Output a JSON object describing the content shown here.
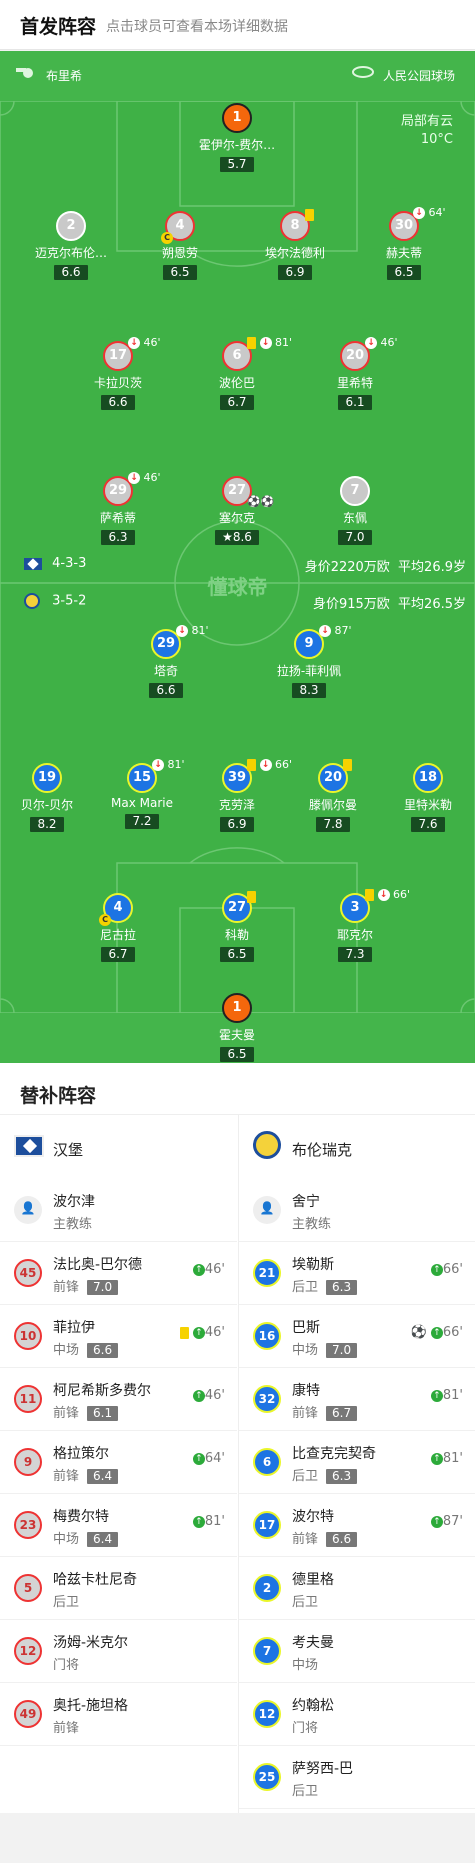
{
  "header": {
    "title": "首发阵容",
    "subtitle": "点击球员可查看本场详细数据"
  },
  "pitch": {
    "referee": "布里希",
    "stadium": "人民公园球场",
    "weather_line1": "局部有云",
    "weather_line2": "10°C",
    "home_formation": "4-3-3",
    "home_value": "身价2220万欧",
    "home_age": "平均26.9岁",
    "away_formation": "3-5-2",
    "away_value": "身价915万欧",
    "away_age": "平均26.5岁",
    "watermark": "懂球帝"
  },
  "home_players": [
    {
      "num": "1",
      "name": "霍伊尔-费尔…",
      "rating": "5.7"
    },
    {
      "num": "2",
      "name": "迈克尔布伦…",
      "rating": "6.6"
    },
    {
      "num": "4",
      "name": "朔恩劳",
      "rating": "6.5"
    },
    {
      "num": "8",
      "name": "埃尔法德利",
      "rating": "6.9"
    },
    {
      "num": "30",
      "name": "赫夫蒂",
      "rating": "6.5",
      "sub": "64'"
    },
    {
      "num": "17",
      "name": "卡拉贝茨",
      "rating": "6.6",
      "sub": "46'"
    },
    {
      "num": "6",
      "name": "波伦巴",
      "rating": "6.7",
      "sub": "81'"
    },
    {
      "num": "20",
      "name": "里希特",
      "rating": "6.1",
      "sub": "46'"
    },
    {
      "num": "29",
      "name": "萨希蒂",
      "rating": "6.3",
      "sub": "46'"
    },
    {
      "num": "27",
      "name": "塞尔克",
      "rating": "8.6"
    },
    {
      "num": "7",
      "name": "东佩",
      "rating": "7.0"
    }
  ],
  "away_players": [
    {
      "num": "29",
      "name": "塔奇",
      "rating": "6.6",
      "sub": "81'"
    },
    {
      "num": "9",
      "name": "拉扬-菲利佩",
      "rating": "8.3",
      "sub": "87'"
    },
    {
      "num": "19",
      "name": "贝尔-贝尔",
      "rating": "8.2"
    },
    {
      "num": "15",
      "name": "Max Marie",
      "rating": "7.2",
      "sub": "81'"
    },
    {
      "num": "39",
      "name": "克劳泽",
      "rating": "6.9",
      "sub": "66'"
    },
    {
      "num": "20",
      "name": "滕佩尔曼",
      "rating": "7.8"
    },
    {
      "num": "18",
      "name": "里特米勒",
      "rating": "7.6"
    },
    {
      "num": "4",
      "name": "尼古拉",
      "rating": "6.7"
    },
    {
      "num": "27",
      "name": "科勒",
      "rating": "6.5"
    },
    {
      "num": "3",
      "name": "耶克尔",
      "rating": "7.3",
      "sub": "66'"
    },
    {
      "num": "1",
      "name": "霍夫曼",
      "rating": "6.5"
    }
  ],
  "bench": {
    "title": "替补阵容",
    "home_team": "汉堡",
    "away_team": "布伦瑞克",
    "home_coach": {
      "name": "波尔津",
      "role": "主教练"
    },
    "away_coach": {
      "name": "舍宁",
      "role": "主教练"
    },
    "home": [
      {
        "num": "45",
        "name": "法比奥-巴尔德",
        "pos": "前锋",
        "rating": "7.0",
        "time": "46'"
      },
      {
        "num": "10",
        "name": "菲拉伊",
        "pos": "中场",
        "rating": "6.6",
        "time": "46'"
      },
      {
        "num": "11",
        "name": "柯尼希斯多费尔",
        "pos": "前锋",
        "rating": "6.1",
        "time": "46'"
      },
      {
        "num": "9",
        "name": "格拉策尔",
        "pos": "前锋",
        "rating": "6.4",
        "time": "64'"
      },
      {
        "num": "23",
        "name": "梅费尔特",
        "pos": "中场",
        "rating": "6.4",
        "time": "81'"
      },
      {
        "num": "5",
        "name": "哈兹卡杜尼奇",
        "pos": "后卫",
        "rating": "",
        "time": ""
      },
      {
        "num": "12",
        "name": "汤姆-米克尔",
        "pos": "门将",
        "rating": "",
        "time": ""
      },
      {
        "num": "49",
        "name": "奥托-施坦格",
        "pos": "前锋",
        "rating": "",
        "time": ""
      }
    ],
    "away": [
      {
        "num": "21",
        "name": "埃勒斯",
        "pos": "后卫",
        "rating": "6.3",
        "time": "66'"
      },
      {
        "num": "16",
        "name": "巴斯",
        "pos": "中场",
        "rating": "7.0",
        "time": "66'"
      },
      {
        "num": "32",
        "name": "康特",
        "pos": "前锋",
        "rating": "6.7",
        "time": "81'"
      },
      {
        "num": "6",
        "name": "比查克完契奇",
        "pos": "后卫",
        "rating": "6.3",
        "time": "81'"
      },
      {
        "num": "17",
        "name": "波尔特",
        "pos": "前锋",
        "rating": "6.6",
        "time": "87'"
      },
      {
        "num": "2",
        "name": "德里格",
        "pos": "后卫",
        "rating": "",
        "time": ""
      },
      {
        "num": "7",
        "name": "考夫曼",
        "pos": "中场",
        "rating": "",
        "time": ""
      },
      {
        "num": "12",
        "name": "约翰松",
        "pos": "门将",
        "rating": "",
        "time": ""
      },
      {
        "num": "25",
        "name": "萨努西-巴",
        "pos": "后卫",
        "rating": "",
        "time": ""
      }
    ]
  }
}
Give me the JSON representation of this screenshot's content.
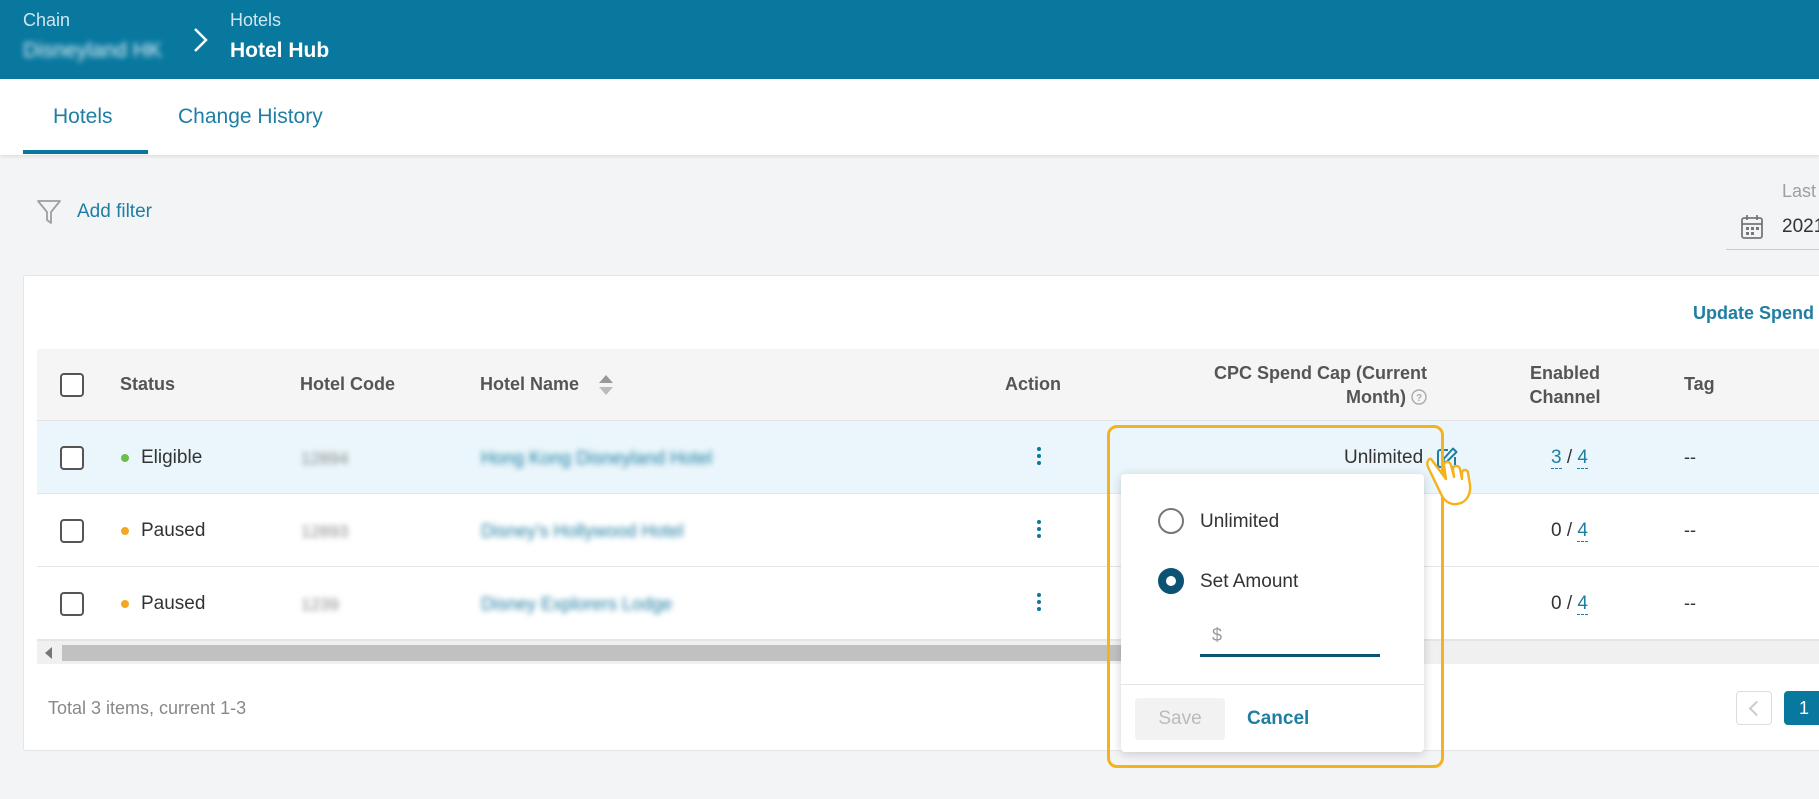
{
  "header": {
    "chain_label": "Chain",
    "chain_value": "Disneyland HK",
    "hotels_label": "Hotels",
    "hotels_value": "Hotel Hub"
  },
  "tabs": [
    {
      "label": "Hotels",
      "active": true
    },
    {
      "label": "Change History",
      "active": false
    }
  ],
  "filter": {
    "label": "Add filter"
  },
  "date": {
    "label": "Last",
    "value": "2021"
  },
  "actions": {
    "update_spend": "Update Spend"
  },
  "table": {
    "columns": {
      "status": "Status",
      "hotel_code": "Hotel Code",
      "hotel_name": "Hotel Name",
      "action": "Action",
      "cpc_line1": "CPC Spend Cap (Current",
      "cpc_line2": "Month)",
      "enabled_line1": "Enabled",
      "enabled_line2": "Channel",
      "tag": "Tag"
    },
    "rows": [
      {
        "status": "Eligible",
        "status_color": "#6cc04a",
        "code": "12894",
        "name": "Hong Kong Disneyland Hotel",
        "cap": "Unlimited",
        "enabled": "3",
        "total": "4",
        "tag": "--"
      },
      {
        "status": "Paused",
        "status_color": "#f5a623",
        "code": "12893",
        "name": "Disney's Hollywood Hotel",
        "cap": "",
        "enabled": "0",
        "total": "4",
        "tag": "--"
      },
      {
        "status": "Paused",
        "status_color": "#f5a623",
        "code": "1239",
        "name": "Disney Explorers Lodge",
        "cap": "",
        "enabled": "0",
        "total": "4",
        "tag": "--"
      }
    ]
  },
  "footer": {
    "total": "Total 3 items, current 1-3",
    "page": "1"
  },
  "popover": {
    "option_unlimited": "Unlimited",
    "option_set_amount": "Set Amount",
    "selected": "Set Amount",
    "amount_placeholder": "$",
    "save": "Save",
    "cancel": "Cancel"
  },
  "colors": {
    "header": "#08789f",
    "accent": "#1f7ea3",
    "highlight": "#f5b21b"
  }
}
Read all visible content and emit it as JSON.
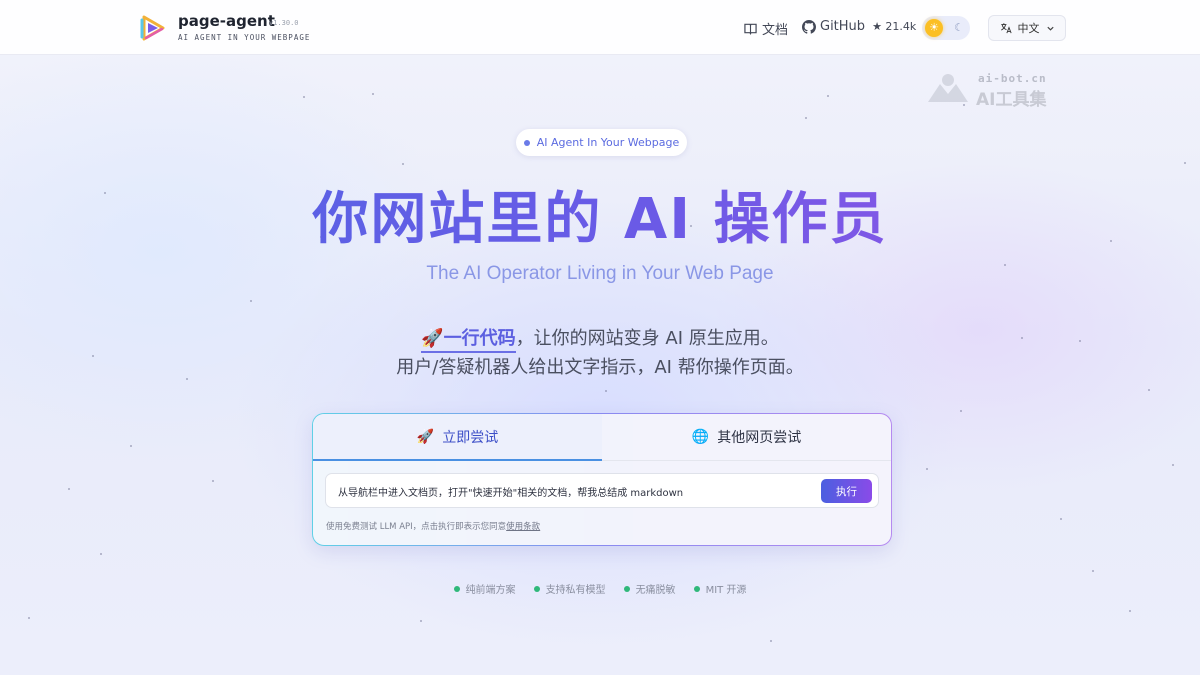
{
  "header": {
    "brand_name": "page-agent",
    "version": "v1.30.0",
    "tagline": "AI AGENT IN YOUR WEBPAGE",
    "docs_label": "文档",
    "github_label": "GitHub",
    "github_stars": "★ 21.4k",
    "theme": {
      "sun_icon": "☀",
      "moon_icon": "☾"
    },
    "language_label": "中文"
  },
  "watermark": {
    "top_text": "ai-bot.cn",
    "bottom_text": "AI工具集"
  },
  "hero": {
    "pill_text": "AI Agent In Your Webpage",
    "title": "你网站里的 AI 操作员",
    "subtitle": "The AI Operator Living in Your Web Page",
    "desc_highlight": "🚀一行代码",
    "desc_line1_rest": "，让你的网站变身 AI 原生应用。",
    "desc_line2": "用户/答疑机器人给出文字指示，AI 帮你操作页面。"
  },
  "demo": {
    "tabs": [
      {
        "label": "立即尝试",
        "icon": "🚀",
        "active": true
      },
      {
        "label": "其他网页尝试",
        "icon": "🌐",
        "active": false
      }
    ],
    "task_value": "从导航栏中进入文档页，打开\"快速开始\"相关的文档，帮我总结成 markdown",
    "run_label": "执行",
    "note_prefix": "使用免费测试 LLM API，点击执行即表示您同意",
    "note_link": "使用条款"
  },
  "features": [
    "纯前端方案",
    "支持私有模型",
    "无痛脱敏",
    "MIT 开源"
  ],
  "colors": {
    "accent": "#5c6be0",
    "title_gradient_start": "#4f66e4",
    "title_gradient_end": "#9b55e6",
    "feature_dot": "#2fb87a"
  }
}
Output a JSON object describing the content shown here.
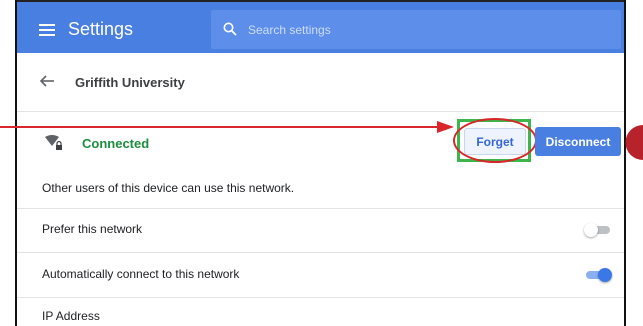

----

Copy every line of the material in which the word "Spend" occurs.

    "update_spend": "Update Spend"
      "cpc_line1": "CPC Spend Cap (Current",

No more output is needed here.